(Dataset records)

--- Start ---

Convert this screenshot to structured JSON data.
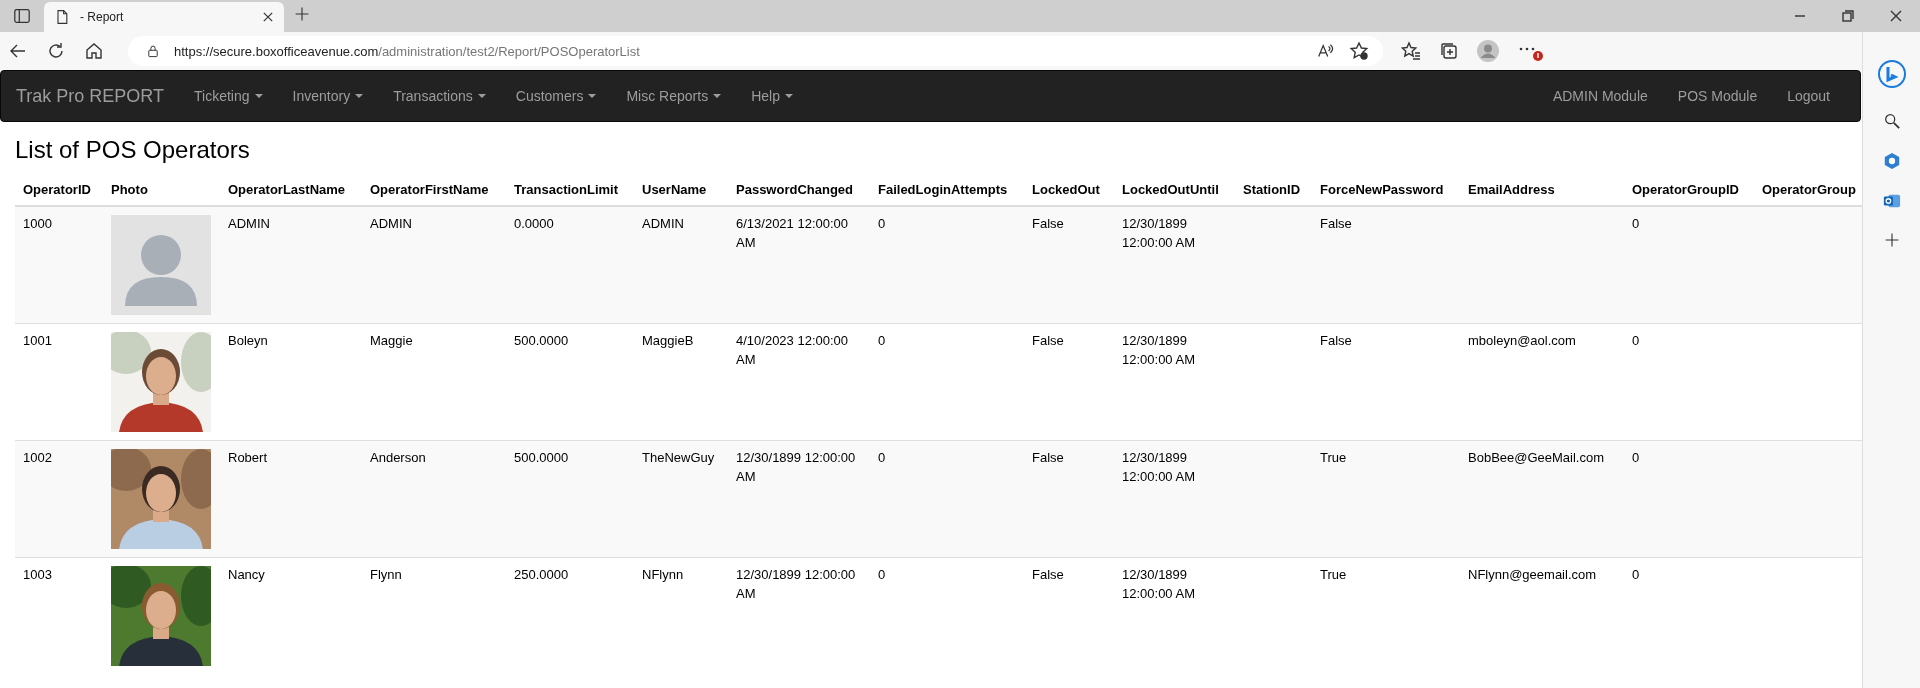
{
  "browser": {
    "tab_title": "- Report",
    "url_host": "https://secure.boxofficeavenue.com",
    "url_path": "/administration/test2/Report/POSOperatorList"
  },
  "navbar": {
    "brand": "Trak Pro REPORT",
    "menus": [
      {
        "label": "Ticketing"
      },
      {
        "label": "Inventory"
      },
      {
        "label": "Transactions"
      },
      {
        "label": "Customers"
      },
      {
        "label": "Misc Reports"
      },
      {
        "label": "Help"
      }
    ],
    "links": [
      "ADMIN Module",
      "POS Module",
      "Logout"
    ]
  },
  "page_title": "List of POS Operators",
  "table": {
    "columns": [
      "OperatorID",
      "Photo",
      "OperatorLastName",
      "OperatorFirstName",
      "TransactionLimit",
      "UserName",
      "PasswordChanged",
      "FailedLoginAttempts",
      "LockedOut",
      "LockedOutUntil",
      "StationID",
      "ForceNewPassword",
      "EmailAddress",
      "OperatorGroupID",
      "OperatorGroup"
    ],
    "rows": [
      {
        "operator_id": "1000",
        "photo": {
          "kind": "placeholder"
        },
        "last_name": "ADMIN",
        "first_name": "ADMIN",
        "transaction_limit": "0.0000",
        "user_name": "ADMIN",
        "password_changed": "6/13/2021 12:00:00 AM",
        "failed_login_attempts": "0",
        "locked_out": "False",
        "locked_out_until": "12/30/1899 12:00:00 AM",
        "force_new_password": "False",
        "operator_group_id": "0"
      },
      {
        "operator_id": "1001",
        "last_name": "Boleyn",
        "first_name": "Maggie",
        "transaction_limit": "500.0000",
        "user_name": "MaggieB",
        "password_changed": "4/10/2023 12:00:00 AM",
        "failed_login_attempts": "0",
        "locked_out": "False",
        "locked_out_until": "12/30/1899 12:00:00 AM",
        "force_new_password": "False",
        "email_address": "mboleyn@aol.com",
        "operator_group_id": "0"
      },
      {
        "operator_id": "1002",
        "last_name": "Robert",
        "first_name": "Anderson",
        "transaction_limit": "500.0000",
        "user_name": "TheNewGuy",
        "password_changed": "12/30/1899 12:00:00 AM",
        "failed_login_attempts": "0",
        "locked_out": "False",
        "locked_out_until": "12/30/1899 12:00:00 AM",
        "force_new_password": "True",
        "email_address": "BobBee@GeeMail.com",
        "operator_group_id": "0"
      },
      {
        "operator_id": "1003",
        "last_name": "Nancy",
        "first_name": "Flynn",
        "transaction_limit": "250.0000",
        "user_name": "NFlynn",
        "password_changed": "12/30/1899 12:00:00 AM",
        "failed_login_attempts": "0",
        "locked_out": "False",
        "locked_out_until": "12/30/1899 12:00:00 AM",
        "force_new_password": "True",
        "email_address": "NFlynn@geemail.com",
        "operator_group_id": "0"
      }
    ]
  }
}
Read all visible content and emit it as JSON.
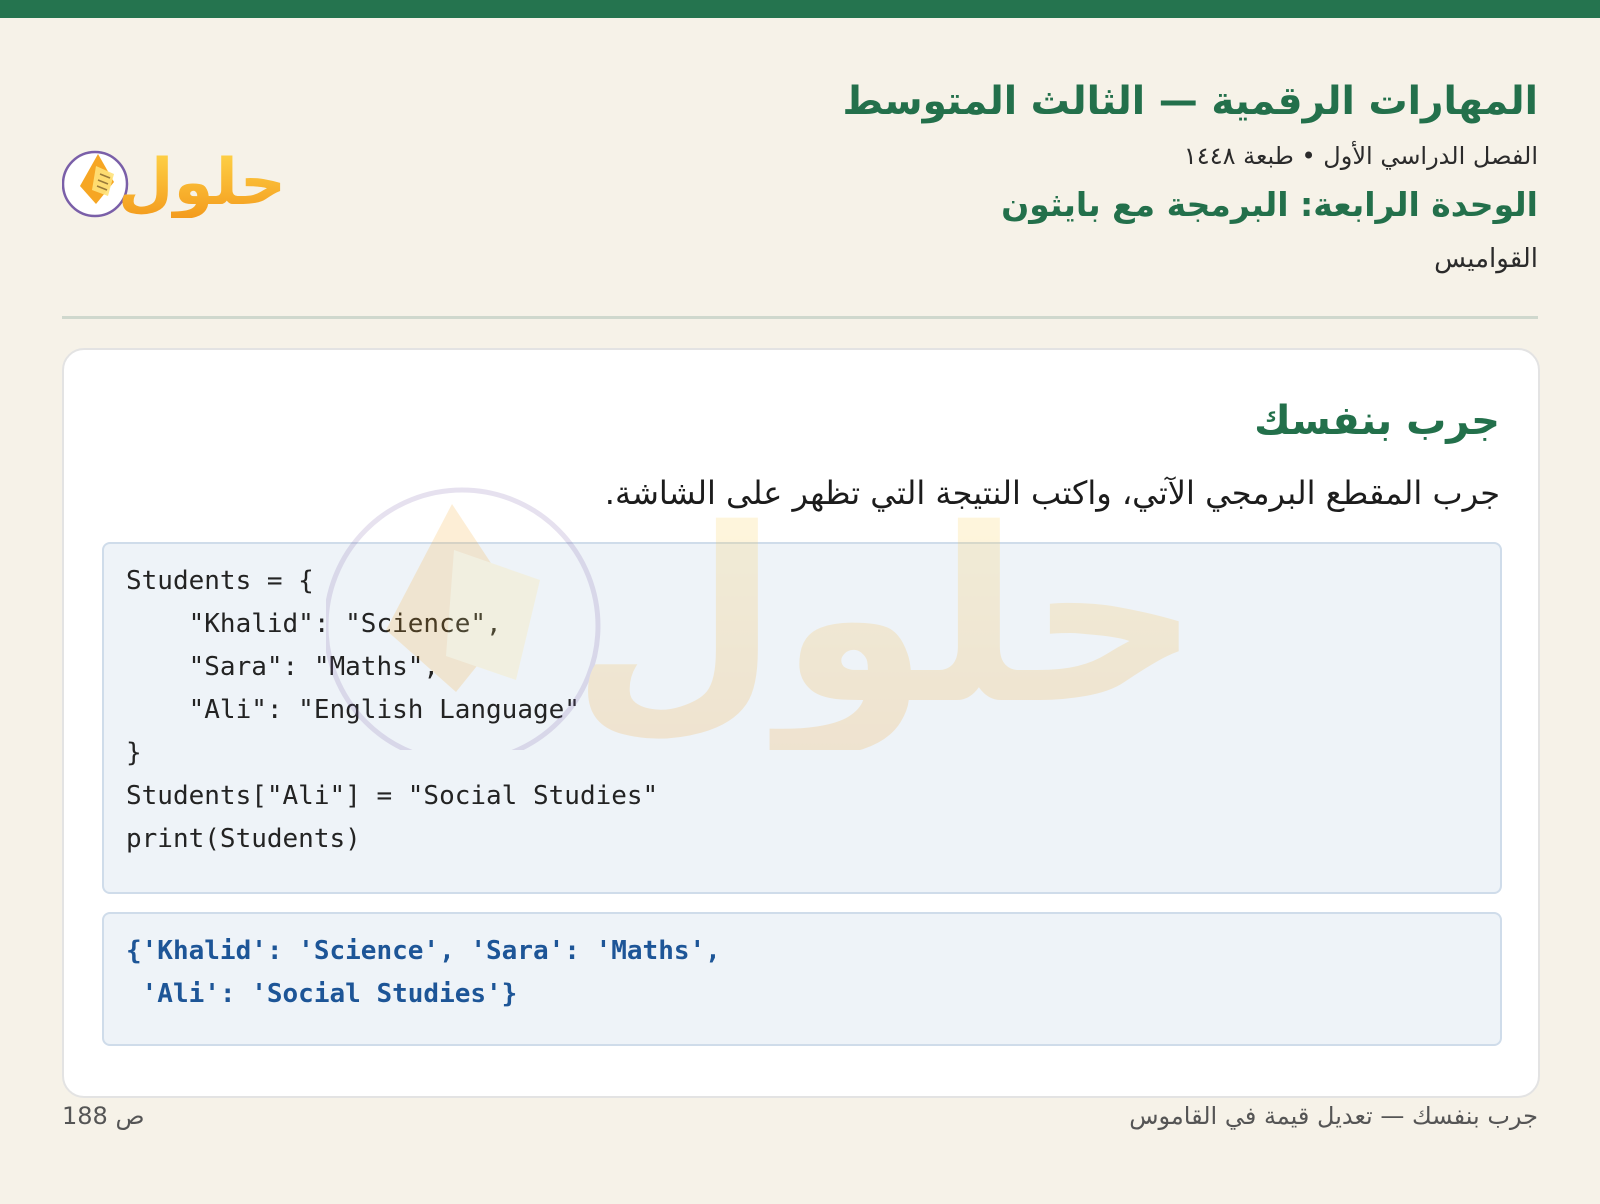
{
  "header": {
    "book_title": "المهارات الرقمية — الثالث المتوسط",
    "semester": "الفصل الدراسي الأول • طبعة ١٤٤٨",
    "unit_title": "الوحدة الرابعة: البرمجة مع بايثون",
    "lesson_title": "القواميس",
    "logo_text": "حلول",
    "logo_icon": "book-pencil-icon"
  },
  "card": {
    "title": "جرب بنفسك",
    "instruction": "جرب المقطع البرمجي الآتي، واكتب النتيجة التي تظهر على الشاشة.",
    "code_lines": [
      "Students = {",
      "    \"Khalid\": \"Science\",",
      "    \"Sara\": \"Maths\",",
      "    \"Ali\": \"English Language\"",
      "}",
      "Students[\"Ali\"] = \"Social Studies\"",
      "print(Students)"
    ],
    "output_lines": [
      "{'Khalid': 'Science', 'Sara': 'Maths',",
      " 'Ali': 'Social Studies'}"
    ]
  },
  "footer": {
    "caption": "جرب بنفسك — تعديل قيمة في القاموس",
    "page": "ص 188"
  },
  "colors": {
    "accent": "#25744f",
    "code_bg": "#eef3f8",
    "output_text": "#1d5597",
    "page_bg": "#f6f2e8"
  }
}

--- End ---

INSTRUCTIONS TO FOLLOW — Repeat the entries exactly and keep the pictures out of the copy.

RESULT FOR THIS EXERCISE —
Convert this screenshot to structured JSON data.
{
  "browser": {
    "tab_title": "- Report",
    "url_host": "https://secure.boxofficeavenue.com",
    "url_path": "/administration/test2/Report/POSOperatorList"
  },
  "navbar": {
    "brand": "Trak Pro REPORT",
    "menus": [
      {
        "label": "Ticketing"
      },
      {
        "label": "Inventory"
      },
      {
        "label": "Transactions"
      },
      {
        "label": "Customers"
      },
      {
        "label": "Misc Reports"
      },
      {
        "label": "Help"
      }
    ],
    "links": [
      "ADMIN Module",
      "POS Module",
      "Logout"
    ]
  },
  "page_title": "List of POS Operators",
  "table": {
    "columns": [
      "OperatorID",
      "Photo",
      "OperatorLastName",
      "OperatorFirstName",
      "TransactionLimit",
      "UserName",
      "PasswordChanged",
      "FailedLoginAttempts",
      "LockedOut",
      "LockedOutUntil",
      "StationID",
      "ForceNewPassword",
      "EmailAddress",
      "OperatorGroupID",
      "OperatorGroup"
    ],
    "rows": [
      {
        "operator_id": "1000",
        "photo": {
          "kind": "placeholder"
        },
        "last_name": "ADMIN",
        "first_name": "ADMIN",
        "transaction_limit": "0.0000",
        "user_name": "ADMIN",
        "password_changed": "6/13/2021 12:00:00 AM",
        "failed_login_attempts": "0",
        "locked_out": "False",
        "locked_out_until": "12/30/1899 12:00:00 AM",
        "force_new_password": "False",
        "operator_group_id": "0"
      },
      {
        "operator_id": "1001",
        "last_name": "Boleyn",
        "first_name": "Maggie",
        "transaction_limit": "500.0000",
        "user_name": "MaggieB",
        "password_changed": "4/10/2023 12:00:00 AM",
        "failed_login_attempts": "0",
        "locked_out": "False",
        "locked_out_until": "12/30/1899 12:00:00 AM",
        "force_new_password": "False",
        "email_address": "mboleyn@aol.com",
        "operator_group_id": "0"
      },
      {
        "operator_id": "1002",
        "last_name": "Robert",
        "first_name": "Anderson",
        "transaction_limit": "500.0000",
        "user_name": "TheNewGuy",
        "password_changed": "12/30/1899 12:00:00 AM",
        "failed_login_attempts": "0",
        "locked_out": "False",
        "locked_out_until": "12/30/1899 12:00:00 AM",
        "force_new_password": "True",
        "email_address": "BobBee@GeeMail.com",
        "operator_group_id": "0"
      },
      {
        "operator_id": "1003",
        "last_name": "Nancy",
        "first_name": "Flynn",
        "transaction_limit": "250.0000",
        "user_name": "NFlynn",
        "password_changed": "12/30/1899 12:00:00 AM",
        "failed_login_attempts": "0",
        "locked_out": "False",
        "locked_out_until": "12/30/1899 12:00:00 AM",
        "force_new_password": "True",
        "email_address": "NFlynn@geemail.com",
        "operator_group_id": "0"
      }
    ]
  }
}
Read all visible content and emit it as JSON.
{
  "header": {
    "book_title": "المهارات الرقمية — الثالث المتوسط",
    "semester": "الفصل الدراسي الأول • طبعة ١٤٤٨",
    "unit_title": "الوحدة الرابعة: البرمجة مع بايثون",
    "lesson_title": "القواميس",
    "logo_text": "حلول",
    "logo_icon": "book-pencil-icon"
  },
  "card": {
    "title": "جرب بنفسك",
    "instruction": "جرب المقطع البرمجي الآتي، واكتب النتيجة التي تظهر على الشاشة.",
    "code_lines": [
      "Students = {",
      "    \"Khalid\": \"Science\",",
      "    \"Sara\": \"Maths\",",
      "    \"Ali\": \"English Language\"",
      "}",
      "Students[\"Ali\"] = \"Social Studies\"",
      "print(Students)"
    ],
    "output_lines": [
      "{'Khalid': 'Science', 'Sara': 'Maths',",
      " 'Ali': 'Social Studies'}"
    ]
  },
  "footer": {
    "caption": "جرب بنفسك — تعديل قيمة في القاموس",
    "page": "ص 188"
  },
  "colors": {
    "accent": "#25744f",
    "code_bg": "#eef3f8",
    "output_text": "#1d5597",
    "page_bg": "#f6f2e8"
  }
}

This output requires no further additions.